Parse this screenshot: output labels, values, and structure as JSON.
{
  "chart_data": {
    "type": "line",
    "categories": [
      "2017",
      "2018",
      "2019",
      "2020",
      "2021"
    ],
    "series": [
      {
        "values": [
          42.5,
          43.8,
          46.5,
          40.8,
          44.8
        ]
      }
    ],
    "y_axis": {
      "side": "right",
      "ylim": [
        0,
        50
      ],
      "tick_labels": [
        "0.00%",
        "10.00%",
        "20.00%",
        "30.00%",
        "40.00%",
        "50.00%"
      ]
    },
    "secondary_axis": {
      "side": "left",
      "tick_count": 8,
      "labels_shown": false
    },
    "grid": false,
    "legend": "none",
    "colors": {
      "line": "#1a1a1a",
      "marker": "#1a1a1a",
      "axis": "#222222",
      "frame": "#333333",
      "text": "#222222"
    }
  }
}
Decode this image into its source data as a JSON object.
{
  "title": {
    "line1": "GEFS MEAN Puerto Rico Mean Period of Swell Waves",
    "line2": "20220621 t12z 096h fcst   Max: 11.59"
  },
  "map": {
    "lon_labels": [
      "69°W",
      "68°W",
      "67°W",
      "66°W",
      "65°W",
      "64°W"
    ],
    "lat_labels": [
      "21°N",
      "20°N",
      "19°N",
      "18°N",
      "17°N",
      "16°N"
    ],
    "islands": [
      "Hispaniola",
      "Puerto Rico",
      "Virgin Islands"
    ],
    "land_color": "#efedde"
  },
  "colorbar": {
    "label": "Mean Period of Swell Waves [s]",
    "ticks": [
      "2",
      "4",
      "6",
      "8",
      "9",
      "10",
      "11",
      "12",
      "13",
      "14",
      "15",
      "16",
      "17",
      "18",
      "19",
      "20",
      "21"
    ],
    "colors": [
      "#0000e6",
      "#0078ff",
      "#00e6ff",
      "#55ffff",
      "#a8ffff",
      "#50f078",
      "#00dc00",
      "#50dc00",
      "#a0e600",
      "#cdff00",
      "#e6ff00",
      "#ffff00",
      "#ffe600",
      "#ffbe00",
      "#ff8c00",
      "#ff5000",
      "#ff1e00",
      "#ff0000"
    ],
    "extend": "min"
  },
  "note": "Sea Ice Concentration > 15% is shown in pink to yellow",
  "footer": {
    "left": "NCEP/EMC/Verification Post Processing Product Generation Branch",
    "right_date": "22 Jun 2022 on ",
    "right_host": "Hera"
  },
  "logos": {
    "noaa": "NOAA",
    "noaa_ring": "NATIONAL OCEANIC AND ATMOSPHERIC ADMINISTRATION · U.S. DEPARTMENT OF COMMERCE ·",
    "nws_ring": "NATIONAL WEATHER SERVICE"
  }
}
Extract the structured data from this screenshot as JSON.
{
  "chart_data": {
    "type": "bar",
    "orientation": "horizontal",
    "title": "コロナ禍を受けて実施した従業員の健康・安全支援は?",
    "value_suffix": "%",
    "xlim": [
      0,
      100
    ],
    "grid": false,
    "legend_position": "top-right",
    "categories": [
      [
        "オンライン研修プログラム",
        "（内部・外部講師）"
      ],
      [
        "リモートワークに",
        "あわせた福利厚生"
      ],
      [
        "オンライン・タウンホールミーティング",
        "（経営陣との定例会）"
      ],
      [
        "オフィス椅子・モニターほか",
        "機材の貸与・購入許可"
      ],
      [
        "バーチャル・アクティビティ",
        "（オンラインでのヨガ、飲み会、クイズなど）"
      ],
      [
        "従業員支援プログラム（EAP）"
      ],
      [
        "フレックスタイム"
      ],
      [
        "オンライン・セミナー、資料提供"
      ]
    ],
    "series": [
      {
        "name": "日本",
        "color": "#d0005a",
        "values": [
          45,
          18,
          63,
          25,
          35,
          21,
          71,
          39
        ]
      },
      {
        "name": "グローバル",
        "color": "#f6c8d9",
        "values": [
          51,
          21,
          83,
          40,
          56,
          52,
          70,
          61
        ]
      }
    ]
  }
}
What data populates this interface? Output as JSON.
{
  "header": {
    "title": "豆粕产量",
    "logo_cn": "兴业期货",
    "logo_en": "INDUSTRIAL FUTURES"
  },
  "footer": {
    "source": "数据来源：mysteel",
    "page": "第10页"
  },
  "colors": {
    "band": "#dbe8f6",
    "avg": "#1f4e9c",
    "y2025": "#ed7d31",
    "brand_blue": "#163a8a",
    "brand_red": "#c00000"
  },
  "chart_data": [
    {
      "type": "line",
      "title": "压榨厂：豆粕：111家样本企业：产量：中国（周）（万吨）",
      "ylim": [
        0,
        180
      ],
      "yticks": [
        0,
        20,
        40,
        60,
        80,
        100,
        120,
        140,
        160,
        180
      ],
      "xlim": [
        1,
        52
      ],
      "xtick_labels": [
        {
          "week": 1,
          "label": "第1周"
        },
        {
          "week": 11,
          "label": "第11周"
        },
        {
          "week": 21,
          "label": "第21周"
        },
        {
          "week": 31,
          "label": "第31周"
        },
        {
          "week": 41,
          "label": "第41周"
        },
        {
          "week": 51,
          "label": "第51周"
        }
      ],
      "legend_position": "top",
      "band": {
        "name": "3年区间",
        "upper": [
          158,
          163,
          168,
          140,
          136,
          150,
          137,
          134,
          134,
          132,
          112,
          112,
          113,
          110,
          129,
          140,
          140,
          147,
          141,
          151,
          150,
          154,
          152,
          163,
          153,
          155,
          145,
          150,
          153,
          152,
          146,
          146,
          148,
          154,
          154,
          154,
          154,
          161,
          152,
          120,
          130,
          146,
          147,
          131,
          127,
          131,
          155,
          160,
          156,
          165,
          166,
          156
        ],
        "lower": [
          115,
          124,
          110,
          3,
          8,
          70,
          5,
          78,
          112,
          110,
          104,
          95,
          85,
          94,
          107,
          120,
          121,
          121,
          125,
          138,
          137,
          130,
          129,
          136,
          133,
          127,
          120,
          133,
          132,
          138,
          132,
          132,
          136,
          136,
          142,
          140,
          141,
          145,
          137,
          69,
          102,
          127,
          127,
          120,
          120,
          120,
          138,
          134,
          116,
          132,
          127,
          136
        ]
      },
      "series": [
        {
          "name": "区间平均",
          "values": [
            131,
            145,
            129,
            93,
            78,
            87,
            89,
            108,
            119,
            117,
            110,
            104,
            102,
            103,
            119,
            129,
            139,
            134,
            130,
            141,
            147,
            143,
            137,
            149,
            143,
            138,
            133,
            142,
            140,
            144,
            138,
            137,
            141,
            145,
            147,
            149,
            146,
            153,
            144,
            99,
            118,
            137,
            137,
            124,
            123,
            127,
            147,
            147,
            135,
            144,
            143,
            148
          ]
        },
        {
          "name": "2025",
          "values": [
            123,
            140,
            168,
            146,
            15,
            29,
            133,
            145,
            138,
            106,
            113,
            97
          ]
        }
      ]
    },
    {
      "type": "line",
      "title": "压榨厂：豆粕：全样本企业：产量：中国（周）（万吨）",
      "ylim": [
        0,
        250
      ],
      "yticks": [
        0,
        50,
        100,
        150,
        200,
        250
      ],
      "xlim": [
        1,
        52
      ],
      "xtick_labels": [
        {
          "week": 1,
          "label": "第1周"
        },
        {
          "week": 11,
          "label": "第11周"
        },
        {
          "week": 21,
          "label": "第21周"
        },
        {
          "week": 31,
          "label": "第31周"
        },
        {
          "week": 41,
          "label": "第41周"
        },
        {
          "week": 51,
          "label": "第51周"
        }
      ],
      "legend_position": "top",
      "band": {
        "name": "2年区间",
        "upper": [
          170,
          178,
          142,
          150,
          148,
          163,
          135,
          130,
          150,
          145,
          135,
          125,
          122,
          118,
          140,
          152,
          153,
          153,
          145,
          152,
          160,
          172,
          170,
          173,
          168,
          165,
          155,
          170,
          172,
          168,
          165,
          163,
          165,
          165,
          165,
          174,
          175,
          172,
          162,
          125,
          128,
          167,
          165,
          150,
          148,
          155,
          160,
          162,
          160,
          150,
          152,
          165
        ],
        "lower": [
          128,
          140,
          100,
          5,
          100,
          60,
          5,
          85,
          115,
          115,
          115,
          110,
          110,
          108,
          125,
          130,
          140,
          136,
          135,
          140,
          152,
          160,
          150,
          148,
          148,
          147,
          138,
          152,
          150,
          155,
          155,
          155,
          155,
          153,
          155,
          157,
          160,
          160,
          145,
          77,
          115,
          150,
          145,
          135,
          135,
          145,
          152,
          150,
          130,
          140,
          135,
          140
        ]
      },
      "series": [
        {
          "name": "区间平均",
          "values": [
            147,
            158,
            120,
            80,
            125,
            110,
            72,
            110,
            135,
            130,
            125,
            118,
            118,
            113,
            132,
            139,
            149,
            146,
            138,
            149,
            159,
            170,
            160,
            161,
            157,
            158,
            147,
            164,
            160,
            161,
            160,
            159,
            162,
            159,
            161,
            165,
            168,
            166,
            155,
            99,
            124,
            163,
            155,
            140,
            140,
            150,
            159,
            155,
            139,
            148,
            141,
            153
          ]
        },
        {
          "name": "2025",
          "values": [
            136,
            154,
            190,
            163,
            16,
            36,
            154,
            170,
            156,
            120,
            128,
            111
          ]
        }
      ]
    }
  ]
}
--
Show all lines in the entries above where the word "Waves" appears.

Response:
    "line1": "GEFS MEAN Puerto Rico Mean Period of Swell Waves",
    "label": "Mean Period of Swell Waves [s]",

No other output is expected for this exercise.